## EXERCISE PROMPT
Where a line in the listing contains the string "name", copy that line out.

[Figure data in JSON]
==*==

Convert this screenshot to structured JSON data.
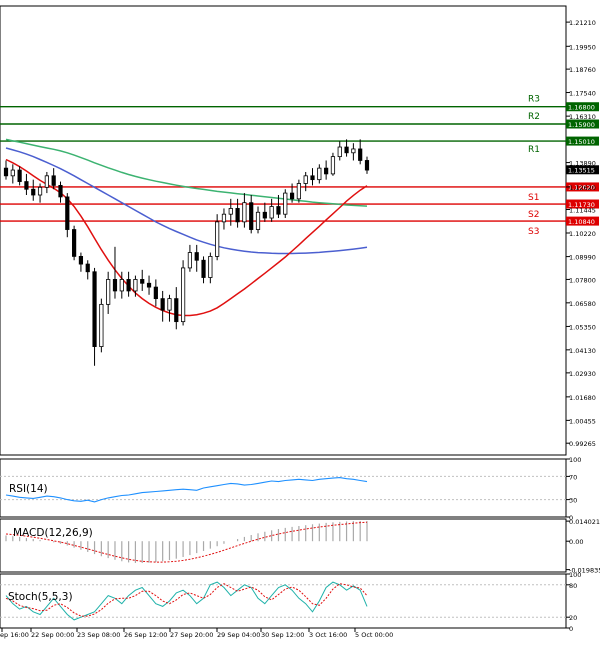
{
  "chart_data": {
    "type": "candlestick",
    "instrument_panel": {
      "y_ticks": [
        "1.21210",
        "1.19950",
        "1.18760",
        "1.17540",
        "1.16310",
        "1.13890",
        "1.12620",
        "1.11445",
        "1.10220",
        "1.08990",
        "1.07800",
        "1.06580",
        "1.05350",
        "1.04130",
        "1.02930",
        "1.01680",
        "1.00455",
        "0.99265"
      ],
      "ylim": [
        0.9865,
        1.2205
      ],
      "current_price": "1.13515",
      "x_labels": [
        "ep 16:00",
        "22 Sep 00:00",
        "23 Sep 08:00",
        "26 Sep 12:00",
        "27 Sep 20:00",
        "29 Sep 04:00",
        "30 Sep 12:00",
        "3 Oct 16:00",
        "5 Oct 00:00"
      ],
      "levels": [
        {
          "name": "R3",
          "value": 1.168,
          "label": "1.16800",
          "color": "#006400"
        },
        {
          "name": "R2",
          "value": 1.159,
          "label": "1.15900",
          "color": "#006400"
        },
        {
          "name": "R1",
          "value": 1.1501,
          "label": "1.15010",
          "color": "#006400"
        },
        {
          "name": "S1",
          "value": 1.1262,
          "label": "1.12620",
          "color": "#dd0000"
        },
        {
          "name": "S2",
          "value": 1.1173,
          "label": "1.11730",
          "color": "#dd0000"
        },
        {
          "name": "S3",
          "value": 1.1084,
          "label": "1.10840",
          "color": "#dd0000"
        }
      ],
      "candles": [
        {
          "o": 1.136,
          "h": 1.14,
          "l": 1.13,
          "c": 1.132
        },
        {
          "o": 1.132,
          "h": 1.138,
          "l": 1.128,
          "c": 1.135
        },
        {
          "o": 1.135,
          "h": 1.137,
          "l": 1.127,
          "c": 1.129
        },
        {
          "o": 1.129,
          "h": 1.133,
          "l": 1.122,
          "c": 1.125
        },
        {
          "o": 1.125,
          "h": 1.13,
          "l": 1.119,
          "c": 1.122
        },
        {
          "o": 1.122,
          "h": 1.128,
          "l": 1.118,
          "c": 1.126
        },
        {
          "o": 1.126,
          "h": 1.134,
          "l": 1.123,
          "c": 1.132
        },
        {
          "o": 1.132,
          "h": 1.136,
          "l": 1.125,
          "c": 1.127
        },
        {
          "o": 1.127,
          "h": 1.129,
          "l": 1.118,
          "c": 1.121
        },
        {
          "o": 1.121,
          "h": 1.123,
          "l": 1.1,
          "c": 1.104
        },
        {
          "o": 1.104,
          "h": 1.106,
          "l": 1.088,
          "c": 1.09
        },
        {
          "o": 1.09,
          "h": 1.092,
          "l": 1.082,
          "c": 1.086
        },
        {
          "o": 1.086,
          "h": 1.088,
          "l": 1.078,
          "c": 1.082
        },
        {
          "o": 1.082,
          "h": 1.084,
          "l": 1.033,
          "c": 1.043
        },
        {
          "o": 1.043,
          "h": 1.068,
          "l": 1.04,
          "c": 1.065
        },
        {
          "o": 1.065,
          "h": 1.082,
          "l": 1.06,
          "c": 1.078
        },
        {
          "o": 1.078,
          "h": 1.095,
          "l": 1.068,
          "c": 1.072
        },
        {
          "o": 1.072,
          "h": 1.082,
          "l": 1.068,
          "c": 1.078
        },
        {
          "o": 1.078,
          "h": 1.082,
          "l": 1.069,
          "c": 1.072
        },
        {
          "o": 1.072,
          "h": 1.08,
          "l": 1.069,
          "c": 1.078
        },
        {
          "o": 1.078,
          "h": 1.083,
          "l": 1.072,
          "c": 1.076
        },
        {
          "o": 1.076,
          "h": 1.08,
          "l": 1.07,
          "c": 1.074
        },
        {
          "o": 1.074,
          "h": 1.078,
          "l": 1.064,
          "c": 1.068
        },
        {
          "o": 1.068,
          "h": 1.072,
          "l": 1.056,
          "c": 1.062
        },
        {
          "o": 1.062,
          "h": 1.07,
          "l": 1.056,
          "c": 1.068
        },
        {
          "o": 1.068,
          "h": 1.074,
          "l": 1.052,
          "c": 1.056
        },
        {
          "o": 1.056,
          "h": 1.088,
          "l": 1.054,
          "c": 1.084
        },
        {
          "o": 1.084,
          "h": 1.096,
          "l": 1.082,
          "c": 1.092
        },
        {
          "o": 1.092,
          "h": 1.096,
          "l": 1.082,
          "c": 1.088
        },
        {
          "o": 1.088,
          "h": 1.09,
          "l": 1.076,
          "c": 1.079
        },
        {
          "o": 1.079,
          "h": 1.092,
          "l": 1.076,
          "c": 1.09
        },
        {
          "o": 1.09,
          "h": 1.112,
          "l": 1.088,
          "c": 1.108
        },
        {
          "o": 1.108,
          "h": 1.115,
          "l": 1.104,
          "c": 1.112
        },
        {
          "o": 1.112,
          "h": 1.12,
          "l": 1.106,
          "c": 1.115
        },
        {
          "o": 1.115,
          "h": 1.12,
          "l": 1.105,
          "c": 1.108
        },
        {
          "o": 1.108,
          "h": 1.123,
          "l": 1.105,
          "c": 1.118
        },
        {
          "o": 1.118,
          "h": 1.122,
          "l": 1.102,
          "c": 1.104
        },
        {
          "o": 1.104,
          "h": 1.116,
          "l": 1.102,
          "c": 1.113
        },
        {
          "o": 1.113,
          "h": 1.118,
          "l": 1.108,
          "c": 1.11
        },
        {
          "o": 1.11,
          "h": 1.12,
          "l": 1.108,
          "c": 1.116
        },
        {
          "o": 1.116,
          "h": 1.122,
          "l": 1.11,
          "c": 1.112
        },
        {
          "o": 1.112,
          "h": 1.125,
          "l": 1.11,
          "c": 1.123
        },
        {
          "o": 1.123,
          "h": 1.128,
          "l": 1.118,
          "c": 1.12
        },
        {
          "o": 1.12,
          "h": 1.13,
          "l": 1.118,
          "c": 1.128
        },
        {
          "o": 1.128,
          "h": 1.134,
          "l": 1.124,
          "c": 1.132
        },
        {
          "o": 1.132,
          "h": 1.136,
          "l": 1.127,
          "c": 1.13
        },
        {
          "o": 1.13,
          "h": 1.138,
          "l": 1.128,
          "c": 1.136
        },
        {
          "o": 1.136,
          "h": 1.14,
          "l": 1.13,
          "c": 1.133
        },
        {
          "o": 1.133,
          "h": 1.144,
          "l": 1.132,
          "c": 1.142
        },
        {
          "o": 1.142,
          "h": 1.15,
          "l": 1.14,
          "c": 1.147
        },
        {
          "o": 1.147,
          "h": 1.151,
          "l": 1.142,
          "c": 1.144
        },
        {
          "o": 1.144,
          "h": 1.149,
          "l": 1.14,
          "c": 1.146
        },
        {
          "o": 1.146,
          "h": 1.151,
          "l": 1.138,
          "c": 1.14
        },
        {
          "o": 1.14,
          "h": 1.142,
          "l": 1.133,
          "c": 1.135
        }
      ],
      "ma_red": [
        1.1405,
        1.1388,
        1.1368,
        1.1345,
        1.132,
        1.1296,
        1.1275,
        1.1255,
        1.1232,
        1.12,
        1.116,
        1.111,
        1.1055,
        1.0995,
        1.0935,
        1.088,
        1.083,
        1.0785,
        1.0745,
        1.071,
        1.068,
        1.0655,
        1.0635,
        1.0618,
        1.0605,
        1.0596,
        1.0592,
        1.0592,
        1.0596,
        1.0604,
        1.0615,
        1.0632,
        1.0655,
        1.068,
        1.0705,
        1.073,
        1.0757,
        1.0785,
        1.0812,
        1.084,
        1.0868,
        1.0897,
        1.0928,
        1.096,
        1.0993,
        1.1025,
        1.1057,
        1.109,
        1.1122,
        1.1155,
        1.1188,
        1.1218,
        1.1245,
        1.1268
      ],
      "ma_green": [
        1.151,
        1.1502,
        1.1495,
        1.1488,
        1.148,
        1.1472,
        1.1465,
        1.1458,
        1.145,
        1.144,
        1.1428,
        1.1415,
        1.1402,
        1.1388,
        1.1375,
        1.1362,
        1.135,
        1.1338,
        1.1327,
        1.1317,
        1.1308,
        1.13,
        1.1292,
        1.1285,
        1.1278,
        1.1271,
        1.1265,
        1.1259,
        1.1254,
        1.1249,
        1.1244,
        1.1239,
        1.1235,
        1.1231,
        1.1227,
        1.1223,
        1.1219,
        1.1215,
        1.1211,
        1.1207,
        1.1203,
        1.1199,
        1.1195,
        1.1191,
        1.1187,
        1.1183,
        1.118,
        1.1177,
        1.1174,
        1.1171,
        1.1168,
        1.1166,
        1.1164,
        1.1162
      ],
      "ma_blue": [
        1.1465,
        1.1455,
        1.1445,
        1.1433,
        1.142,
        1.1405,
        1.139,
        1.1374,
        1.1357,
        1.1339,
        1.132,
        1.13,
        1.128,
        1.126,
        1.124,
        1.122,
        1.12,
        1.118,
        1.116,
        1.114,
        1.112,
        1.11,
        1.108,
        1.1062,
        1.1045,
        1.103,
        1.1015,
        1.1,
        1.0986,
        1.0974,
        1.0963,
        1.0953,
        1.0945,
        1.0938,
        1.0932,
        1.0927,
        1.0923,
        1.092,
        1.0918,
        1.0916,
        1.0915,
        1.0915,
        1.0915,
        1.0916,
        1.0917,
        1.0919,
        1.0921,
        1.0924,
        1.0927,
        1.093,
        1.0934,
        1.0938,
        1.0943,
        1.0948
      ]
    },
    "rsi_panel": {
      "label": "RSI(14)",
      "y_ticks": [
        "100",
        "70",
        "30",
        "0"
      ],
      "ylim": [
        0,
        100
      ],
      "values": [
        38,
        36,
        34,
        33,
        32,
        34,
        36,
        35,
        33,
        30,
        28,
        27,
        29,
        26,
        30,
        33,
        35,
        37,
        38,
        40,
        42,
        43,
        44,
        45,
        46,
        47,
        48,
        47,
        46,
        50,
        52,
        54,
        56,
        58,
        57,
        55,
        56,
        58,
        60,
        62,
        61,
        63,
        64,
        65,
        64,
        63,
        65,
        66,
        67,
        68,
        66,
        65,
        63,
        61
      ]
    },
    "macd_panel": {
      "label": "MACD(12,26,9)",
      "y_ticks": [
        "0.014021",
        "0.00",
        "-0.019835"
      ],
      "ylim": [
        -0.0215,
        0.0155
      ],
      "hist": [
        0.004,
        0.0035,
        0.003,
        0.0022,
        0.0015,
        0.0008,
        0,
        -0.0008,
        -0.0018,
        -0.003,
        -0.0045,
        -0.006,
        -0.0075,
        -0.009,
        -0.0105,
        -0.0118,
        -0.013,
        -0.014,
        -0.0148,
        -0.0152,
        -0.0152,
        -0.015,
        -0.0146,
        -0.014,
        -0.0132,
        -0.0122,
        -0.011,
        -0.0097,
        -0.0083,
        -0.0068,
        -0.0052,
        -0.0035,
        -0.0018,
        0,
        0.0015,
        0.003,
        0.0043,
        0.0055,
        0.0066,
        0.0076,
        0.0085,
        0.0093,
        0.01,
        0.0106,
        0.0112,
        0.0118,
        0.0123,
        0.0128,
        0.0132,
        0.0135,
        0.0138,
        0.014,
        0.0141,
        0.014
      ],
      "signal": [
        0.005,
        0.0046,
        0.0041,
        0.0035,
        0.0028,
        0.002,
        0.0012,
        0.0003,
        -0.0006,
        -0.0017,
        -0.0029,
        -0.0041,
        -0.0054,
        -0.0067,
        -0.008,
        -0.0093,
        -0.0105,
        -0.0116,
        -0.0126,
        -0.0134,
        -0.014,
        -0.0144,
        -0.0146,
        -0.0146,
        -0.0144,
        -0.014,
        -0.0134,
        -0.0126,
        -0.0116,
        -0.0105,
        -0.0092,
        -0.0078,
        -0.0063,
        -0.0047,
        -0.0031,
        -0.0015,
        0,
        0.0014,
        0.0027,
        0.0039,
        0.005,
        0.006,
        0.0069,
        0.0077,
        0.0085,
        0.0092,
        0.0099,
        0.0105,
        0.0111,
        0.0116,
        0.0121,
        0.0126,
        0.013,
        0.0133
      ]
    },
    "stoch_panel": {
      "label": "Stoch(5,5,3)",
      "y_ticks": [
        "100",
        "80",
        "20",
        "0"
      ],
      "ylim": [
        0,
        100
      ],
      "k": [
        60,
        45,
        35,
        40,
        30,
        25,
        40,
        55,
        40,
        25,
        15,
        20,
        25,
        30,
        45,
        60,
        55,
        45,
        60,
        70,
        75,
        60,
        45,
        40,
        50,
        65,
        70,
        60,
        45,
        55,
        80,
        85,
        75,
        60,
        70,
        80,
        75,
        55,
        45,
        60,
        75,
        80,
        70,
        55,
        45,
        30,
        50,
        75,
        85,
        80,
        70,
        78,
        70,
        40
      ],
      "d": [
        55,
        50,
        42,
        38,
        36,
        32,
        33,
        42,
        45,
        38,
        28,
        22,
        22,
        26,
        34,
        46,
        54,
        55,
        55,
        60,
        68,
        68,
        60,
        50,
        45,
        52,
        62,
        65,
        60,
        55,
        62,
        75,
        82,
        75,
        68,
        72,
        76,
        70,
        58,
        52,
        62,
        72,
        76,
        70,
        58,
        45,
        42,
        55,
        72,
        82,
        80,
        76,
        74,
        60
      ]
    }
  }
}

==*==

## RESPONSE TO THIS EXERCISE
          "name": "R3",
          "name": "R2",
          "name": "R1",
          "name": "S1",
          "name": "S2",
          "name": "S3",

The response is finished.